[Einträge aus einem Datensatz]
——————

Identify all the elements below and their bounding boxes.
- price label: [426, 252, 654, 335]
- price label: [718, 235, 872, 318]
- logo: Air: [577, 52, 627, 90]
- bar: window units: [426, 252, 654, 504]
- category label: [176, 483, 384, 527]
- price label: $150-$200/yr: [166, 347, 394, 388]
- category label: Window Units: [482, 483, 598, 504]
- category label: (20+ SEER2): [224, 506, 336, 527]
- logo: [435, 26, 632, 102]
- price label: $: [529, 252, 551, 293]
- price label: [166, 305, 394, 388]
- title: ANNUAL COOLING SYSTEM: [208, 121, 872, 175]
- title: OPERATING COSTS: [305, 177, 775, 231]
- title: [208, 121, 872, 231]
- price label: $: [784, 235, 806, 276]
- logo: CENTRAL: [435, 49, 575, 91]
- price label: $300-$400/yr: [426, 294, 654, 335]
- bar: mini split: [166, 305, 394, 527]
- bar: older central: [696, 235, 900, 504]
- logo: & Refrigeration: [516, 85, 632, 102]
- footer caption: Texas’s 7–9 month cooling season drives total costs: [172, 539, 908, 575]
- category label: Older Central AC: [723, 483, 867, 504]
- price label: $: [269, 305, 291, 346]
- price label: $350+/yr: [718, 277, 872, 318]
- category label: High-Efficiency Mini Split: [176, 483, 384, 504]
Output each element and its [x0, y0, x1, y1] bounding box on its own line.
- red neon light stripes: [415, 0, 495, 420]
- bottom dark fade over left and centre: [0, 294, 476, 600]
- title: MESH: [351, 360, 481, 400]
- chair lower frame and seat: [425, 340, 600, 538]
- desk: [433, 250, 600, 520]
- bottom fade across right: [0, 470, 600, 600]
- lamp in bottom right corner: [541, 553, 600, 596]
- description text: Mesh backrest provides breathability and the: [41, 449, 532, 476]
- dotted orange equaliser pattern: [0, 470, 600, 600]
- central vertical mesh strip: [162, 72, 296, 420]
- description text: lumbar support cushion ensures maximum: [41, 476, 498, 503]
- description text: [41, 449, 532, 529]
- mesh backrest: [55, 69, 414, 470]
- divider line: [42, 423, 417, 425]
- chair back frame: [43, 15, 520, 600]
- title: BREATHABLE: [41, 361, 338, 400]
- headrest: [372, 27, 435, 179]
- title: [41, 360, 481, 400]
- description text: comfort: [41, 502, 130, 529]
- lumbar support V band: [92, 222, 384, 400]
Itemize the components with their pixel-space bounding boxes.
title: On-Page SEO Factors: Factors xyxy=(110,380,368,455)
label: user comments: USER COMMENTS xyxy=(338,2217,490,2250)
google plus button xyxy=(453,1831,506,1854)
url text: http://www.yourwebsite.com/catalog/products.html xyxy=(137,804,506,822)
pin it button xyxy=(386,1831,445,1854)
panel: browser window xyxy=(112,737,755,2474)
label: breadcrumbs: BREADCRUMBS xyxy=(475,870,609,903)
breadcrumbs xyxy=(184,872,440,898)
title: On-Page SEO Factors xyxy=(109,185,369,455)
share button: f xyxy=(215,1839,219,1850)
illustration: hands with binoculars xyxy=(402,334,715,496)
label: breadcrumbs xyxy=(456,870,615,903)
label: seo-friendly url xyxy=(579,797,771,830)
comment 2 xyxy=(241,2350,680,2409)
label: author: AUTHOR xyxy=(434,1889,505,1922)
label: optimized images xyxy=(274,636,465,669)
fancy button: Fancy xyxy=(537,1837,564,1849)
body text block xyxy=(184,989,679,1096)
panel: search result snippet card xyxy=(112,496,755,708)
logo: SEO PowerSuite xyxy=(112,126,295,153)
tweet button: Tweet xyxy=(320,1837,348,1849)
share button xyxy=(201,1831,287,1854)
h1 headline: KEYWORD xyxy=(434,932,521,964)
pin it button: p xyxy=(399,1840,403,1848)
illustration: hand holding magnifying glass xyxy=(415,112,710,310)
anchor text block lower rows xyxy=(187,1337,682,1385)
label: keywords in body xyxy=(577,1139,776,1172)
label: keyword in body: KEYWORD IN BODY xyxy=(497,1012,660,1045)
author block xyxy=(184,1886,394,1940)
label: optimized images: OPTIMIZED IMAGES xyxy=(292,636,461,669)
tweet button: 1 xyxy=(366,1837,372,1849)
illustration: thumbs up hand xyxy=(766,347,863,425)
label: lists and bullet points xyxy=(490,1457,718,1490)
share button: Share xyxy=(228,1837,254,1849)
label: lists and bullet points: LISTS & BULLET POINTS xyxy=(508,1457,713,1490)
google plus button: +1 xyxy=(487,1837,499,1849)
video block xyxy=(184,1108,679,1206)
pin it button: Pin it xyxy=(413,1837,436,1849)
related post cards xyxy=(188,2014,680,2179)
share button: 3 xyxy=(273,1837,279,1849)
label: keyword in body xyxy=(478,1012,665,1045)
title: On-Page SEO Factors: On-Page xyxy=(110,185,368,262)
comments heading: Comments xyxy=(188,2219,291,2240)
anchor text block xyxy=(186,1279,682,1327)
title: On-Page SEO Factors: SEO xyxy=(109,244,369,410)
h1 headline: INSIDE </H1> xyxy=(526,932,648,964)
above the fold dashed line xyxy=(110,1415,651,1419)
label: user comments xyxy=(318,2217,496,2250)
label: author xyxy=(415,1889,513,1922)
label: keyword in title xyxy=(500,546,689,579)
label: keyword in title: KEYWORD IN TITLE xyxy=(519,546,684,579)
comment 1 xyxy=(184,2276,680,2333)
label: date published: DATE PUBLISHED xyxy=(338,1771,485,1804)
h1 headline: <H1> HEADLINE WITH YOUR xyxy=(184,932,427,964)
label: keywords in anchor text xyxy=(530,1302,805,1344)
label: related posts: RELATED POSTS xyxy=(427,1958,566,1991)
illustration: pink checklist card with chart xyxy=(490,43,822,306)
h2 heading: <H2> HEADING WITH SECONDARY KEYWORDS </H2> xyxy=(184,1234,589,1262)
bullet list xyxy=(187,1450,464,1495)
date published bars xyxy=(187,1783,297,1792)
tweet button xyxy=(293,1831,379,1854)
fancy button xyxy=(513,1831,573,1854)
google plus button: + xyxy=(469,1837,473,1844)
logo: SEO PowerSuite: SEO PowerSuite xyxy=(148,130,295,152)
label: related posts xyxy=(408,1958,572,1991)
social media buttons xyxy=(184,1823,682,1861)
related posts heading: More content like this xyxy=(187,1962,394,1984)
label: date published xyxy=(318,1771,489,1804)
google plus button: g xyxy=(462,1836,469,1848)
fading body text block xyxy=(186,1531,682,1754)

——————

Deine Aufgabe:
Gib die Einträge oben zeichengetreu wieder, und zwar vom Anfang bis einschließlich der Zeile mit „- headrest: [372, 27, 435, 179]“.

Lösung:
Identify all the elements below and their bounding boxes.
- price label: [426, 252, 654, 335]
- price label: [718, 235, 872, 318]
- logo: Air: [577, 52, 627, 90]
- bar: window units: [426, 252, 654, 504]
- category label: [176, 483, 384, 527]
- price label: $150-$200/yr: [166, 347, 394, 388]
- category label: Window Units: [482, 483, 598, 504]
- category label: (20+ SEER2): [224, 506, 336, 527]
- logo: [435, 26, 632, 102]
- price label: $: [529, 252, 551, 293]
- price label: [166, 305, 394, 388]
- title: ANNUAL COOLING SYSTEM: [208, 121, 872, 175]
- title: OPERATING COSTS: [305, 177, 775, 231]
- title: [208, 121, 872, 231]
- price label: $: [784, 235, 806, 276]
- logo: CENTRAL: [435, 49, 575, 91]
- price label: $300-$400/yr: [426, 294, 654, 335]
- bar: mini split: [166, 305, 394, 527]
- bar: older central: [696, 235, 900, 504]
- logo: & Refrigeration: [516, 85, 632, 102]
- footer caption: Texas’s 7–9 month cooling season drives total costs: [172, 539, 908, 575]
- category label: Older Central AC: [723, 483, 867, 504]
- price label: $: [269, 305, 291, 346]
- price label: $350+/yr: [718, 277, 872, 318]
- category label: High-Efficiency Mini Split: [176, 483, 384, 504]
Output each element and its [x0, y0, x1, y1] bounding box on its own line.
- red neon light stripes: [415, 0, 495, 420]
- bottom dark fade over left and centre: [0, 294, 476, 600]
- title: MESH: [351, 360, 481, 400]
- chair lower frame and seat: [425, 340, 600, 538]
- desk: [433, 250, 600, 520]
- bottom fade across right: [0, 470, 600, 600]
- lamp in bottom right corner: [541, 553, 600, 596]
- description text: Mesh backrest provides breathability and the: [41, 449, 532, 476]
- dotted orange equaliser pattern: [0, 470, 600, 600]
- central vertical mesh strip: [162, 72, 296, 420]
- description text: lumbar support cushion ensures maximum: [41, 476, 498, 503]
- description text: [41, 449, 532, 529]
- mesh backrest: [55, 69, 414, 470]
- divider line: [42, 423, 417, 425]
- chair back frame: [43, 15, 520, 600]
- title: BREATHABLE: [41, 361, 338, 400]
- headrest: [372, 27, 435, 179]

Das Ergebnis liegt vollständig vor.